» **PROBLEM DESCRIPTION**:
Print the listing in its entirety and exactly, leaving out images.

» **EXERCISE INPUTS**:
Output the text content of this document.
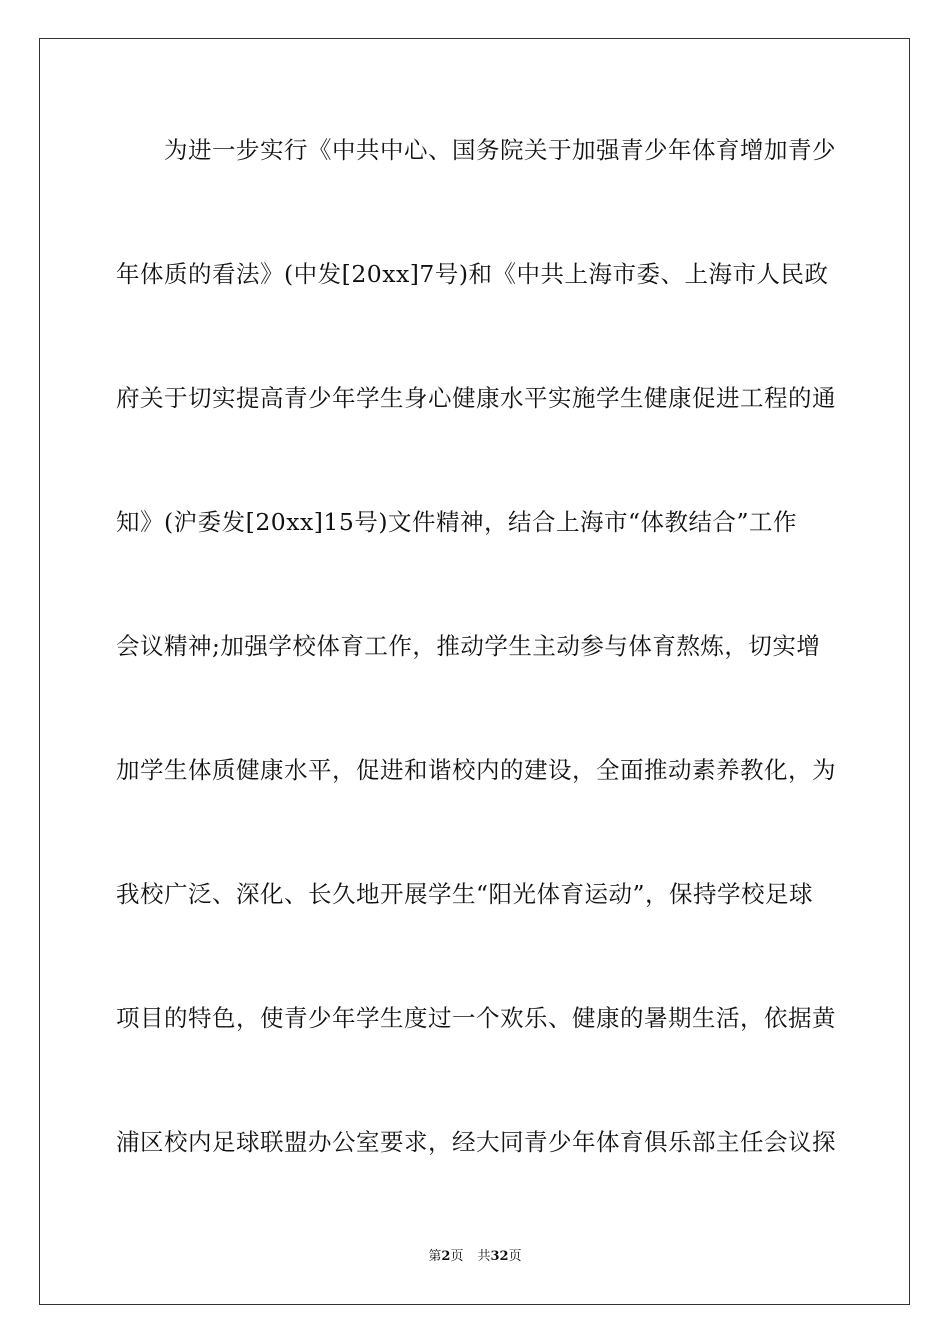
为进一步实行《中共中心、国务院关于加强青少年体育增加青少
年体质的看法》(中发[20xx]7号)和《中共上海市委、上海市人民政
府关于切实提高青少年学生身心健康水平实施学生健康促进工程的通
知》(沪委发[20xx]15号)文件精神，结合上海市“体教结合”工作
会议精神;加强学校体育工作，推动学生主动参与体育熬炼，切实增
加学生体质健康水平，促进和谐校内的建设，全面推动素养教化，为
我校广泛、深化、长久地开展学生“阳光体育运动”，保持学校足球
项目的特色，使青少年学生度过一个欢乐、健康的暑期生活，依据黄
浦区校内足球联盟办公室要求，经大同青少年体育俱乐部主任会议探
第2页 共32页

» **RESULT**:
Output the text content of this document.
为进一步实行《中共中心、国务院关于加强青少年体育增加青少
年体质的看法》(中发[20xx]7号)和《中共上海市委、上海市人民政
府关于切实提高青少年学生身心健康水平实施学生健康促进工程的通
知》(沪委发[20xx]15号)文件精神，结合上海市“体教结合”工作
会议精神;加强学校体育工作，推动学生主动参与体育熬炼，切实增
加学生体质健康水平，促进和谐校内的建设，全面推动素养教化，为
我校广泛、深化、长久地开展学生“阳光体育运动”，保持学校足球
项目的特色，使青少年学生度过一个欢乐、健康的暑期生活，依据黄
浦区校内足球联盟办公室要求，经大同青少年体育俱乐部主任会议探
第2页 共32页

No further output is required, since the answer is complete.